__What you are asked to do__: Reproduce the items word for word, from the very start through the line that contains "candle-body <box>564 617 570 636</box>", including both ends.

(Boxed element items)
--- --- ---

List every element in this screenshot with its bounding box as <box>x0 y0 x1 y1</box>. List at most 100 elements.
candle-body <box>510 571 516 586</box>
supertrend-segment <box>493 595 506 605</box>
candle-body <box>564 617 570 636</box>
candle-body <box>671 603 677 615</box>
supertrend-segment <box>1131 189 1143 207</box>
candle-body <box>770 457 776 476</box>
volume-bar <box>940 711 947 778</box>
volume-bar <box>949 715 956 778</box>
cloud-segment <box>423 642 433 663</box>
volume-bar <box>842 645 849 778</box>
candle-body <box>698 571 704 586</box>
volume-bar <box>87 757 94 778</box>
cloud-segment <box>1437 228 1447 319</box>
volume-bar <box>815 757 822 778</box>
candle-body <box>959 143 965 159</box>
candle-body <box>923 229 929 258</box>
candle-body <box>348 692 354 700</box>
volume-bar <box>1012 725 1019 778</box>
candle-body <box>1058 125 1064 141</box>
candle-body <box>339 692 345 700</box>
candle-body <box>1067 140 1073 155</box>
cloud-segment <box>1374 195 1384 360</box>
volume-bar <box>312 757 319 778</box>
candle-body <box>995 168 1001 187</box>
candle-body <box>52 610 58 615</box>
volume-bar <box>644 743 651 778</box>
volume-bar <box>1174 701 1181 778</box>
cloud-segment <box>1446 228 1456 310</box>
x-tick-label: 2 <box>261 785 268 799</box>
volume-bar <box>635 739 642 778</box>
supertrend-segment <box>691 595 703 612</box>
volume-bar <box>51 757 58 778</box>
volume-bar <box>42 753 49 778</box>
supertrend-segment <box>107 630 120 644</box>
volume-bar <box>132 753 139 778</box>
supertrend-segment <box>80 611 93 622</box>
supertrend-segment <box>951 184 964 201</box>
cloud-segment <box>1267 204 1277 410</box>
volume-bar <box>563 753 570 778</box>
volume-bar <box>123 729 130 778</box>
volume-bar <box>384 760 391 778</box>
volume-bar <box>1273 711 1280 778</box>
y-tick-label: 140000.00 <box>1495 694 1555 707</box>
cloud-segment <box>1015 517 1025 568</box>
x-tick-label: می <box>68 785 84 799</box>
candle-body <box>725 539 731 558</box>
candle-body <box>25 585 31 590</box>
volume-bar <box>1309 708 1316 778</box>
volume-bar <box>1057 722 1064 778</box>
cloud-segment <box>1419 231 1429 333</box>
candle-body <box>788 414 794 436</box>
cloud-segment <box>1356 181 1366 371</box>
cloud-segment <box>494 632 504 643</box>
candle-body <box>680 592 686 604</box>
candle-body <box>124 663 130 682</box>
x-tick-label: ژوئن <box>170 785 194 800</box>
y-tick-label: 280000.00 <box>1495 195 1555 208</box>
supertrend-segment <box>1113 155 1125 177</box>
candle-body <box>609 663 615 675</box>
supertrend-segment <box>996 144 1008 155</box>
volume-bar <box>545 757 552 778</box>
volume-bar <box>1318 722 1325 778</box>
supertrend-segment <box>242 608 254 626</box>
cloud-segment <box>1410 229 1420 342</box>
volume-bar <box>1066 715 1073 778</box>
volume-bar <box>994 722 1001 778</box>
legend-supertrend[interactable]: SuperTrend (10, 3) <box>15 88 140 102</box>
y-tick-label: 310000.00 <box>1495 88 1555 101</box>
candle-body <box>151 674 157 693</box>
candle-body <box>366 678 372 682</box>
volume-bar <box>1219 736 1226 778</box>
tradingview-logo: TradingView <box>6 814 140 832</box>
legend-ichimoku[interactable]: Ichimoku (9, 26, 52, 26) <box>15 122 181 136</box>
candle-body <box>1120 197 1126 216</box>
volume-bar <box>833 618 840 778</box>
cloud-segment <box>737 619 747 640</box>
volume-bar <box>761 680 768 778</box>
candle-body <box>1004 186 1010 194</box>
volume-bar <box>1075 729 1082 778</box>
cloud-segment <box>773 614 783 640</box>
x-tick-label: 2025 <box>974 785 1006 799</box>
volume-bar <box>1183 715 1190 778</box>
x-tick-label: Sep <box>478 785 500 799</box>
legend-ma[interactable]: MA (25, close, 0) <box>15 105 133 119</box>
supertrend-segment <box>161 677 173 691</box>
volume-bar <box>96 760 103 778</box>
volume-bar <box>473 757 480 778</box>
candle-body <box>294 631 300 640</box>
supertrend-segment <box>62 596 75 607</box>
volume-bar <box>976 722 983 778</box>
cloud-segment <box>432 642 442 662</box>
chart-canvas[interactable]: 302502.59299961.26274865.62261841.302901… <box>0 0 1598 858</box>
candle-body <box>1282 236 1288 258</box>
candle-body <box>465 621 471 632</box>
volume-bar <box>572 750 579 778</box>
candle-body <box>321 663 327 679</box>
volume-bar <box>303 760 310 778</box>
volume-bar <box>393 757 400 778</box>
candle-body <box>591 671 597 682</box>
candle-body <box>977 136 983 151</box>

--- --- ---

__Reply to the exercise__:
List every element in this screenshot with its bounding box as <box>x0 y0 x1 y1</box>. List at most 100 elements.
candle-body <box>510 571 516 586</box>
supertrend-segment <box>493 595 506 605</box>
candle-body <box>564 617 570 636</box>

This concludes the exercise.